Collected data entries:
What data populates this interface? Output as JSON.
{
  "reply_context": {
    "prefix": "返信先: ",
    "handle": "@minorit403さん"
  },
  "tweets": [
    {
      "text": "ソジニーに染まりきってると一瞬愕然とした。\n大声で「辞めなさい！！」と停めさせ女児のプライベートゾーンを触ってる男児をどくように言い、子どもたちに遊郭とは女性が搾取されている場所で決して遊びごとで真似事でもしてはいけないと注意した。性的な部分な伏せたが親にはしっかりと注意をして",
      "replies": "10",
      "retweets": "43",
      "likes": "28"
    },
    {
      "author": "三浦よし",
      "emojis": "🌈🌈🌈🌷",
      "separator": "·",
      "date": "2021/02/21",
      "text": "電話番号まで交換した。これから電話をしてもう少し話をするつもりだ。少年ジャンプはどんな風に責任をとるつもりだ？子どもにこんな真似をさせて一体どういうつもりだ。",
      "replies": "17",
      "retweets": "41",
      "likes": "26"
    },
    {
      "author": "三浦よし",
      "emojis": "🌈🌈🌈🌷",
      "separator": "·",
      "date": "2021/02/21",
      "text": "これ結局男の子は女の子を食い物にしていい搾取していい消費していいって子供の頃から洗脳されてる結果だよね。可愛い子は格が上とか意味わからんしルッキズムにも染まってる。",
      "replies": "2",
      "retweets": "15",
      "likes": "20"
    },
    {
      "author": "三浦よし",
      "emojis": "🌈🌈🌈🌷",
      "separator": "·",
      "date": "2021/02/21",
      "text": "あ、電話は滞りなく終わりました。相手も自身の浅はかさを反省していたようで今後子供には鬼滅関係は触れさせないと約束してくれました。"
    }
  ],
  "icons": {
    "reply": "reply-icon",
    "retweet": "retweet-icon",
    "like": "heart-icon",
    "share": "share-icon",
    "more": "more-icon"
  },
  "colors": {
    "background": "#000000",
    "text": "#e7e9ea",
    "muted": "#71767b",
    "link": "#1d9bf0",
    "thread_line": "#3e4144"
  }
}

> _SET PROBLEM_: Make an exact copy of the records.

> _COMPLETE ANSWER_:
What data populates this interface? Output as JSON.
{
  "reply_context": {
    "prefix": "返信先: ",
    "handle": "@minorit403さん"
  },
  "tweets": [
    {
      "text": "ソジニーに染まりきってると一瞬愕然とした。\n大声で「辞めなさい！！」と停めさせ女児のプライベートゾーンを触ってる男児をどくように言い、子どもたちに遊郭とは女性が搾取されている場所で決して遊びごとで真似事でもしてはいけないと注意した。性的な部分な伏せたが親にはしっかりと注意をして",
      "replies": "10",
      "retweets": "43",
      "likes": "28"
    },
    {
      "author": "三浦よし",
      "emojis": "🌈🌈🌈🌷",
      "separator": "·",
      "date": "2021/02/21",
      "text": "電話番号まで交換した。これから電話をしてもう少し話をするつもりだ。少年ジャンプはどんな風に責任をとるつもりだ？子どもにこんな真似をさせて一体どういうつもりだ。",
      "replies": "17",
      "retweets": "41",
      "likes": "26"
    },
    {
      "author": "三浦よし",
      "emojis": "🌈🌈🌈🌷",
      "separator": "·",
      "date": "2021/02/21",
      "text": "これ結局男の子は女の子を食い物にしていい搾取していい消費していいって子供の頃から洗脳されてる結果だよね。可愛い子は格が上とか意味わからんしルッキズムにも染まってる。",
      "replies": "2",
      "retweets": "15",
      "likes": "20"
    },
    {
      "author": "三浦よし",
      "emojis": "🌈🌈🌈🌷",
      "separator": "·",
      "date": "2021/02/21",
      "text": "あ、電話は滞りなく終わりました。相手も自身の浅はかさを反省していたようで今後子供には鬼滅関係は触れさせないと約束してくれました。"
    }
  ],
  "icons": {
    "reply": "reply-icon",
    "retweet": "retweet-icon",
    "like": "heart-icon",
    "share": "share-icon",
    "more": "more-icon"
  },
  "colors": {
    "background": "#000000",
    "text": "#e7e9ea",
    "muted": "#71767b",
    "link": "#1d9bf0",
    "thread_line": "#3e4144"
  }
}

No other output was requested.